◆ AIM: Pictures within the data are to be left out; everything else must be reproduced exactly.

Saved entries

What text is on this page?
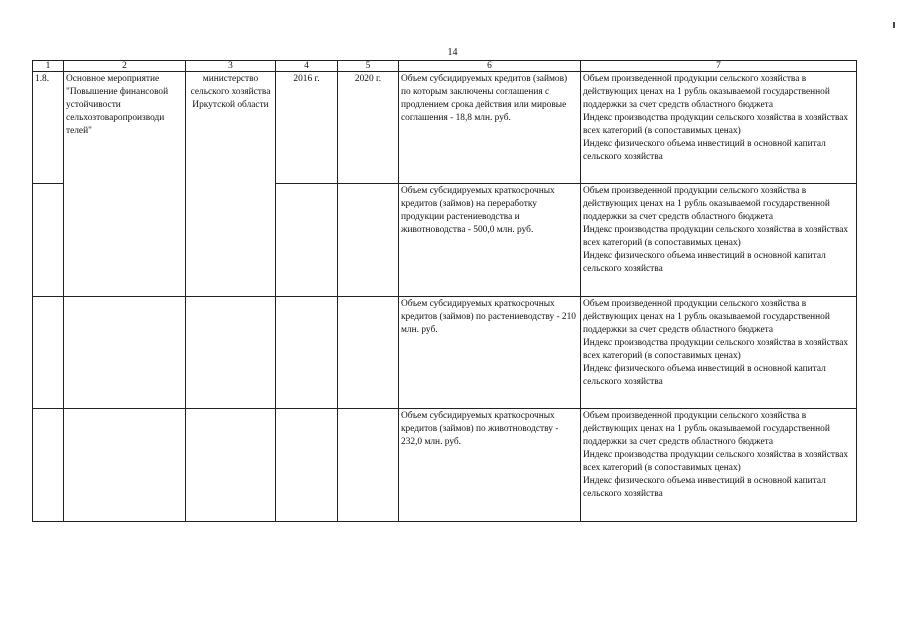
14
1	2	3	4	5	6	7
1.8.	Основное мероприятие "Повышение финансовой устойчивости сельхозтоваропроизводи телей"	министерство сельского хозяйства Иркутской области	2016 г.	2020 г.	Объем субсидируемых кредитов (займов) по которым заключены соглашения с продлением срока действия или мировые соглашения - 18,8 млн. руб.	Объем произведенной продукции сельского хозяйства в действующих ценах на 1 рубль оказываемой государственной поддержки за счет средств областного бюджета
Индекс производства продукции сельского хозяйства в хозяйствах всех категорий (в сопоставимых ценах)
Индекс физического объема инвестиций в основной капитал сельского хозяйства

					Объем субсидируемых краткосрочных кредитов (займов) на переработку продукции растениеводства и животноводства - 500,0 млн. руб.	Объем произведенной продукции сельского хозяйства в действующих ценах на 1 рубль оказываемой государственной поддержки за счет средств областного бюджета
Индекс производства продукции сельского хозяйства в хозяйствах всех категорий (в сопоставимых ценах)
Индекс физического объема инвестиций в основной капитал сельского хозяйства

					Объем субсидируемых краткосрочных кредитов (займов) по растениеводству - 210 млн. руб.	Объем произведенной продукции сельского хозяйства в действующих ценах на 1 рубль оказываемой государственной поддержки за счет средств областного бюджета
Индекс производства продукции сельского хозяйства в хозяйствах всех категорий (в сопоставимых ценах)
Индекс физического объема инвестиций в основной капитал сельского хозяйства

					Объем субсидируемых краткосрочных кредитов (займов) по животноводству - 232,0 млн. руб.	Объем произведенной продукции сельского хозяйства в действующих ценах на 1 рубль оказываемой государственной поддержки за счет средств областного бюджета
Индекс производства продукции сельского хозяйства в хозяйствах всех категорий (в сопоставимых ценах)
Индекс физического объема инвестиций в основной капитал сельского хозяйства
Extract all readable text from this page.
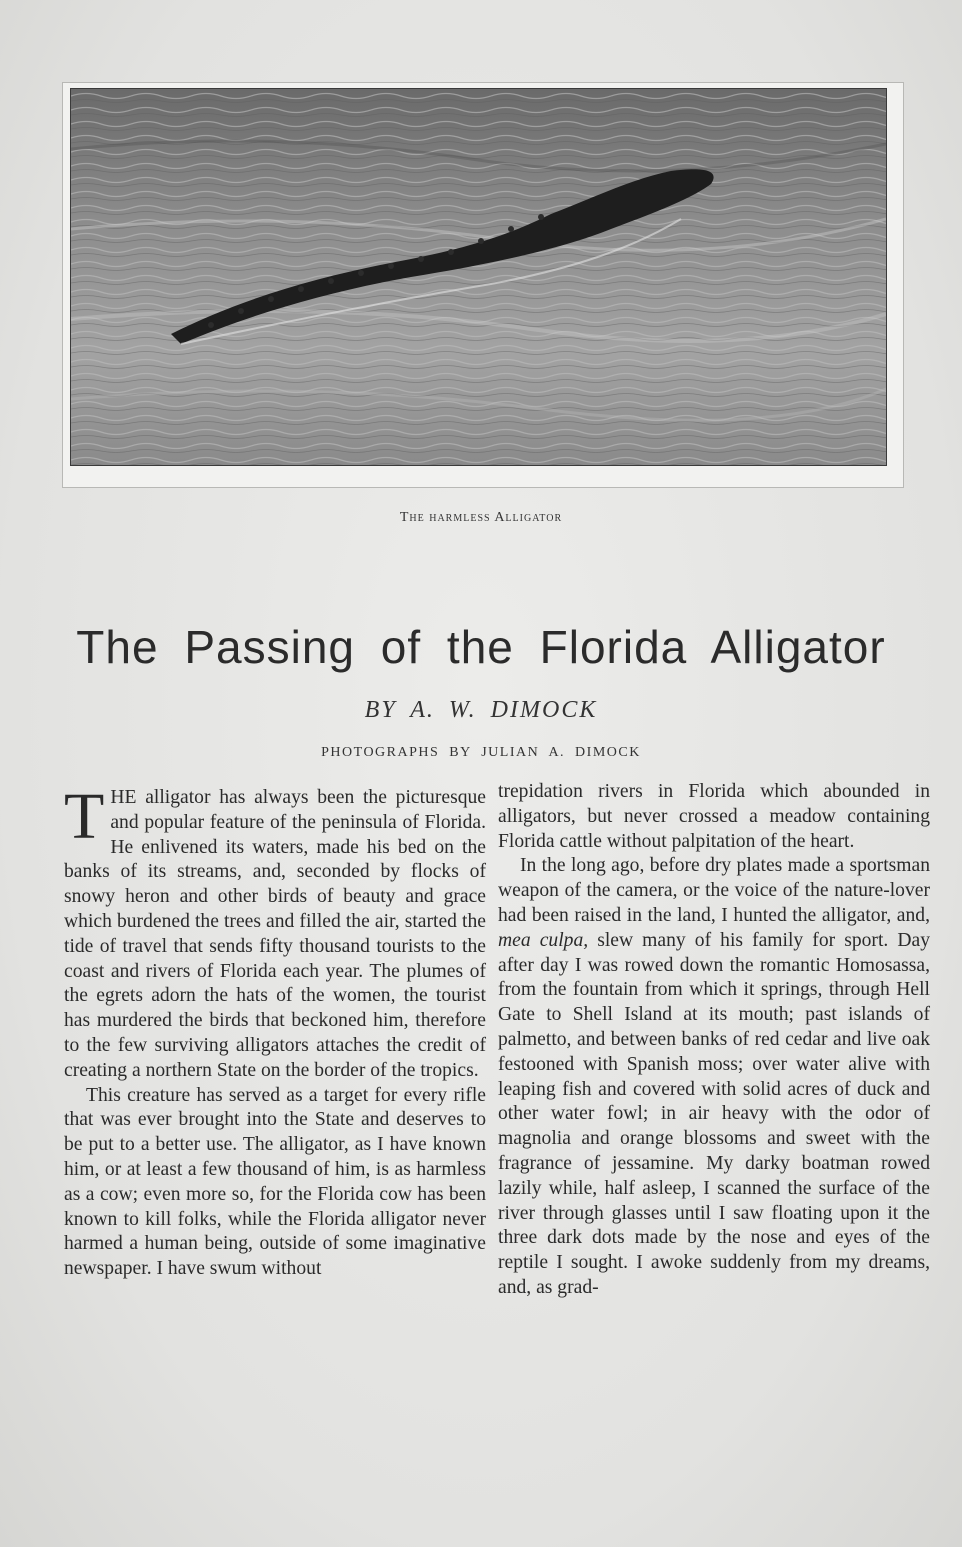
The harmless Alligator
The Passing of the Florida Alligator
BY A. W. DIMOCK
PHOTOGRAPHS BY JULIAN A. DIMOCK

THE alligator has always been the picturesque and popular feature of the peninsula of Florida. He enlivened its waters, made his bed on the banks of its streams, and, seconded by flocks of snowy heron and other birds of beauty and grace which burdened the trees and filled the air, started the tide of travel that sends fifty thousand tourists to the coast and rivers of Florida each year. The plumes of the egrets adorn the hats of the women, the tourist has murdered the birds that beckoned him, therefore to the few surviving alligators attaches the credit of creating a northern State on the border of the tropics.

This creature has served as a target for every rifle that was ever brought into the State and deserves to be put to a better use. The alligator, as I have known him, or at least a few thousand of him, is as harmless as a cow; even more so, for the Florida cow has been known to kill folks, while the Florida alligator never harmed a human being, outside of some imaginative newspaper. I have swum without

trepidation rivers in Florida which abounded in alligators, but never crossed a meadow containing Florida cattle without palpitation of the heart.

In the long ago, before dry plates made a sportsman weapon of the camera, or the voice of the nature-lover had been raised in the land, I hunted the alligator, and, mea culpa, slew many of his family for sport. Day after day I was rowed down the romantic Homosassa, from the fountain from which it springs, through Hell Gate to Shell Island at its mouth; past islands of palmetto, and between banks of red cedar and live oak festooned with Spanish moss; over water alive with leaping fish and covered with solid acres of duck and other water fowl; in air heavy with the odor of magnolia and orange blossoms and sweet with the fragrance of jessamine. My darky boatman rowed lazily while, half asleep, I scanned the surface of the river through glasses until I saw floating upon it the three dark dots made by the nose and eyes of the reptile I sought. I awoke suddenly from my dreams, and, as grad-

◆ THE SOLUTION:
What text is on this page?
14
1	2	3	4	5	6	7
1.8.	Основное мероприятие "Повышение финансовой устойчивости сельхозтоваропроизводи телей"	министерство сельского хозяйства Иркутской области	2016 г.	2020 г.	Объем субсидируемых кредитов (займов) по которым заключены соглашения с продлением срока действия или мировые соглашения - 18,8 млн. руб.	Объем произведенной продукции сельского хозяйства в действующих ценах на 1 рубль оказываемой государственной поддержки за счет средств областного бюджета
Индекс производства продукции сельского хозяйства в хозяйствах всех категорий (в сопоставимых ценах)
Индекс физического объема инвестиций в основной капитал сельского хозяйства

					Объем субсидируемых краткосрочных кредитов (займов) на переработку продукции растениеводства и животноводства - 500,0 млн. руб.	Объем произведенной продукции сельского хозяйства в действующих ценах на 1 рубль оказываемой государственной поддержки за счет средств областного бюджета
Индекс производства продукции сельского хозяйства в хозяйствах всех категорий (в сопоставимых ценах)
Индекс физического объема инвестиций в основной капитал сельского хозяйства

					Объем субсидируемых краткосрочных кредитов (займов) по растениеводству - 210 млн. руб.	Объем произведенной продукции сельского хозяйства в действующих ценах на 1 рубль оказываемой государственной поддержки за счет средств областного бюджета
Индекс производства продукции сельского хозяйства в хозяйствах всех категорий (в сопоставимых ценах)
Индекс физического объема инвестиций в основной капитал сельского хозяйства

					Объем субсидируемых краткосрочных кредитов (займов) по животноводству - 232,0 млн. руб.	Объем произведенной продукции сельского хозяйства в действующих ценах на 1 рубль оказываемой государственной поддержки за счет средств областного бюджета
Индекс производства продукции сельского хозяйства в хозяйствах всех категорий (в сопоставимых ценах)
Индекс физического объема инвестиций в основной капитал сельского хозяйства
Extract all readable text from this page.
The harmless Alligator
The Passing of the Florida Alligator
BY A. W. DIMOCK
PHOTOGRAPHS BY JULIAN A. DIMOCK

THE alligator has always been the picturesque and popular feature of the peninsula of Florida. He enlivened its waters, made his bed on the banks of its streams, and, seconded by flocks of snowy heron and other birds of beauty and grace which burdened the trees and filled the air, started the tide of travel that sends fifty thousand tourists to the coast and rivers of Florida each year. The plumes of the egrets adorn the hats of the women, the tourist has murdered the birds that beckoned him, therefore to the few surviving alligators attaches the credit of creating a northern State on the border of the tropics.

This creature has served as a target for every rifle that was ever brought into the State and deserves to be put to a better use. The alligator, as I have known him, or at least a few thousand of him, is as harmless as a cow; even more so, for the Florida cow has been known to kill folks, while the Florida alligator never harmed a human being, outside of some imaginative newspaper. I have swum without

trepidation rivers in Florida which abounded in alligators, but never crossed a meadow containing Florida cattle without palpitation of the heart.

In the long ago, before dry plates made a sportsman weapon of the camera, or the voice of the nature-lover had been raised in the land, I hunted the alligator, and, mea culpa, slew many of his family for sport. Day after day I was rowed down the romantic Homosassa, from the fountain from which it springs, through Hell Gate to Shell Island at its mouth; past islands of palmetto, and between banks of red cedar and live oak festooned with Spanish moss; over water alive with leaping fish and covered with solid acres of duck and other water fowl; in air heavy with the odor of magnolia and orange blossoms and sweet with the fragrance of jessamine. My darky boatman rowed lazily while, half asleep, I scanned the surface of the river through glasses until I saw floating upon it the three dark dots made by the nose and eyes of the reptile I sought. I awoke suddenly from my dreams, and, as grad-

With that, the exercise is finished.